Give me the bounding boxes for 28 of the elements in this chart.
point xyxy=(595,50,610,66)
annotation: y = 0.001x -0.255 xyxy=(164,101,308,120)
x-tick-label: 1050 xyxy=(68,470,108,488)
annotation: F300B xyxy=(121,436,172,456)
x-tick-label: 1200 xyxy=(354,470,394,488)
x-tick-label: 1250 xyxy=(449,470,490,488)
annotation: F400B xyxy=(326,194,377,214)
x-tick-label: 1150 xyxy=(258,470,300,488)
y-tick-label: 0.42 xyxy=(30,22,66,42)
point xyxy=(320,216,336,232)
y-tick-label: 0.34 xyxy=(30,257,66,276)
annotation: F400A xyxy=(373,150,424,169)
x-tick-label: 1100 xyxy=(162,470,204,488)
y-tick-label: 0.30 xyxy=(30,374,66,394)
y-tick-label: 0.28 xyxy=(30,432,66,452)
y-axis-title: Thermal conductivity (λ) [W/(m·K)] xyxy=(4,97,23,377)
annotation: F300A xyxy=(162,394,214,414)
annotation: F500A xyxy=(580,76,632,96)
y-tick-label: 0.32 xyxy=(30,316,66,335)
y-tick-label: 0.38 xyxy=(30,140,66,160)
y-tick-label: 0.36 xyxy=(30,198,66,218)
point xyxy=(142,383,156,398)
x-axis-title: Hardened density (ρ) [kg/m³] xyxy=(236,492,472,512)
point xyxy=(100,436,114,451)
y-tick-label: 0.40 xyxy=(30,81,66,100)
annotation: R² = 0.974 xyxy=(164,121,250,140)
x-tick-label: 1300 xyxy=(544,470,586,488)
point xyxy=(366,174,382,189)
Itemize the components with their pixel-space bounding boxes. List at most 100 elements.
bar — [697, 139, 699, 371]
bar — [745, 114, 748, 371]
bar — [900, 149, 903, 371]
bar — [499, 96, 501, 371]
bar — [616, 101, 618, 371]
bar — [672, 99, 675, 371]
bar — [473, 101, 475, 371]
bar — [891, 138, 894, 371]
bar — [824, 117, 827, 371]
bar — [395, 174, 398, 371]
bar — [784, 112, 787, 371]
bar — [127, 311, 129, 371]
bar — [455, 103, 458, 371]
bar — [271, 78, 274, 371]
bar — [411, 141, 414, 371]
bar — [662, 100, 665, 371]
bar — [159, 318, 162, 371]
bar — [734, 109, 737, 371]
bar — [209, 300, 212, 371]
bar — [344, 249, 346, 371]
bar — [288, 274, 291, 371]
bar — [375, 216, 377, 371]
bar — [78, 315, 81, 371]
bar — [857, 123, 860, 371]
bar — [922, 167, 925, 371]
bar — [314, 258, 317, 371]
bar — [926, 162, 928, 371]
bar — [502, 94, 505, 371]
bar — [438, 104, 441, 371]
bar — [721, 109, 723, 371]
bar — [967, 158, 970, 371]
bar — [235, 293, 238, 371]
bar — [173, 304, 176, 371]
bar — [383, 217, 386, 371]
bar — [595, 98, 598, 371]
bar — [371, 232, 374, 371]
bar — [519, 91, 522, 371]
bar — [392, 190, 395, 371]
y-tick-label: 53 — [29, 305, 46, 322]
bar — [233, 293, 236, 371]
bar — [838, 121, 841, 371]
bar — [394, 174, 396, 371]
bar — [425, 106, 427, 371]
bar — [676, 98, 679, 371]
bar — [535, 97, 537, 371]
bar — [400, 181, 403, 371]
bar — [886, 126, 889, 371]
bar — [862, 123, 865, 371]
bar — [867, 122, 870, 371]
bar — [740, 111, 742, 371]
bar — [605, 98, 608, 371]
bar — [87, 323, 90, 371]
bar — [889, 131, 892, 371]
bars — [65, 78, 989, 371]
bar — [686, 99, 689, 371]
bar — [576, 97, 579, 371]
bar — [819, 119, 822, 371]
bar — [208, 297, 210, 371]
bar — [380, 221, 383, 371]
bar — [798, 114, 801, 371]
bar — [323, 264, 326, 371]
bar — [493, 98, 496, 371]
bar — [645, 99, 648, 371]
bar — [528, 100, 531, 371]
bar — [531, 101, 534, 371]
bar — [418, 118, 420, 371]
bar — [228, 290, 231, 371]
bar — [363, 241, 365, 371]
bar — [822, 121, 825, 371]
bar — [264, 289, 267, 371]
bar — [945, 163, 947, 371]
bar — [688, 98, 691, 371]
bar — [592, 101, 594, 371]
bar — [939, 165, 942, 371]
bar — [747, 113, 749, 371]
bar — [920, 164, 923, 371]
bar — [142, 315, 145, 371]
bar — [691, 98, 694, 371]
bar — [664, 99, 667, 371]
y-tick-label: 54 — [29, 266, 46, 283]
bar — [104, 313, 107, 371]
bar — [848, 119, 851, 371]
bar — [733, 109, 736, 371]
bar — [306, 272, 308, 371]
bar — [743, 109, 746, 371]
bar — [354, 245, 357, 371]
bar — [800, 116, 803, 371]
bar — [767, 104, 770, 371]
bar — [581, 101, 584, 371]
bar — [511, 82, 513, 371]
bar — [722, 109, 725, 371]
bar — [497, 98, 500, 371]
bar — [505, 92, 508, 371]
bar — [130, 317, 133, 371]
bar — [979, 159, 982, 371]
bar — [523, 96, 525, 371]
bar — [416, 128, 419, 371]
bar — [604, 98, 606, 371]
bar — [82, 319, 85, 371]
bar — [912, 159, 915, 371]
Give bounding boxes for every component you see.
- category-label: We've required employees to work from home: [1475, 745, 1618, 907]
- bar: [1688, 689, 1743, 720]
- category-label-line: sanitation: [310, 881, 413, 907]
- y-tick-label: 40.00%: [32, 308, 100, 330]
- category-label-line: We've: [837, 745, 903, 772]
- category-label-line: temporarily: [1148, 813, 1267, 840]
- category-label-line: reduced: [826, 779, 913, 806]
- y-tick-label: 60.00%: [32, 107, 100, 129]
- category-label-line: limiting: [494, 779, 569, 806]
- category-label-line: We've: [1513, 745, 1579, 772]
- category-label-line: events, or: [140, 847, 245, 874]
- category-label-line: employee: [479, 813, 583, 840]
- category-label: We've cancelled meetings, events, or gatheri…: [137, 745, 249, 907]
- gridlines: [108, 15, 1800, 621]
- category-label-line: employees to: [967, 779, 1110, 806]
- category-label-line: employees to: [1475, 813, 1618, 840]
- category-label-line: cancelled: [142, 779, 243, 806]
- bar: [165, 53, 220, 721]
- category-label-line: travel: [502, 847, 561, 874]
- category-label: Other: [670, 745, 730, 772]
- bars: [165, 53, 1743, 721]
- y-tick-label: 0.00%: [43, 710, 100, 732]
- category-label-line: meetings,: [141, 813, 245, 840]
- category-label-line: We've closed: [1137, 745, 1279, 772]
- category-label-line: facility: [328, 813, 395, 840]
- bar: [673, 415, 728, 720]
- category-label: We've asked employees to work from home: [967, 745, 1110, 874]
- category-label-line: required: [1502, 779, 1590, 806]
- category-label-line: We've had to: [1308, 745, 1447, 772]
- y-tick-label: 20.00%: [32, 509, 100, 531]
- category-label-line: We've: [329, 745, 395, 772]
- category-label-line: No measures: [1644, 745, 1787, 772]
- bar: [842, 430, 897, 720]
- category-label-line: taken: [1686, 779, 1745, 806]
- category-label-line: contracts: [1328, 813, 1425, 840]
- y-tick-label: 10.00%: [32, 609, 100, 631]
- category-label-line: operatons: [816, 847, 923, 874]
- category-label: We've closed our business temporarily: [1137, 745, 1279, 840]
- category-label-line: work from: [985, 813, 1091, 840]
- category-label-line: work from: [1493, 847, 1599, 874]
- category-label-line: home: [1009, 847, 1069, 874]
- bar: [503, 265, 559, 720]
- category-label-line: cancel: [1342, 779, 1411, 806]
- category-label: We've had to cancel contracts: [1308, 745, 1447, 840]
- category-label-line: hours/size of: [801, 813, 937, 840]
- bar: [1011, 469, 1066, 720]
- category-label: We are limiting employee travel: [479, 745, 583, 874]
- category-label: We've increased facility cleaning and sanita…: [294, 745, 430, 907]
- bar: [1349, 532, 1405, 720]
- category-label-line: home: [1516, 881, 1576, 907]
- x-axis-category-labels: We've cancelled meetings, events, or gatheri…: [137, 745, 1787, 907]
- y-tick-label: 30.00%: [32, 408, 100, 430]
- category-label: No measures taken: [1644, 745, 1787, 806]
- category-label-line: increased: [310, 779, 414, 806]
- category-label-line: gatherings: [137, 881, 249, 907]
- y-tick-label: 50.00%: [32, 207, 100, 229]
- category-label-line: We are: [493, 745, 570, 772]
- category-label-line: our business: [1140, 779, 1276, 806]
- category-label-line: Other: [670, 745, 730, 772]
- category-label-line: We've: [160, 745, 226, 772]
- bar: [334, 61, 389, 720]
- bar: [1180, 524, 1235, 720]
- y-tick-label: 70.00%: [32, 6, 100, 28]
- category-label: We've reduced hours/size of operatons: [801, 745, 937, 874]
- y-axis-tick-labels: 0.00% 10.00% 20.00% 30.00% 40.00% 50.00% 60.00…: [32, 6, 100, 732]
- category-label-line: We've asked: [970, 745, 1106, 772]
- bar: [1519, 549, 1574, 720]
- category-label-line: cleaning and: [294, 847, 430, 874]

### What is needed
Rewrite the lines from the start of the records through the line holding "x-tick-label: 1150 xyxy=(258,470,300,488)", inclusive, changing "annotation" to "note" and leaving everything else as it is.

### Solution to this task
Give me the bounding boxes for 28 of the elements in this chart.
point xyxy=(595,50,610,66)
note: y = 0.001x -0.255 xyxy=(164,101,308,120)
x-tick-label: 1050 xyxy=(68,470,108,488)
note: F300B xyxy=(121,436,172,456)
x-tick-label: 1200 xyxy=(354,470,394,488)
x-tick-label: 1250 xyxy=(449,470,490,488)
note: F400B xyxy=(326,194,377,214)
x-tick-label: 1150 xyxy=(258,470,300,488)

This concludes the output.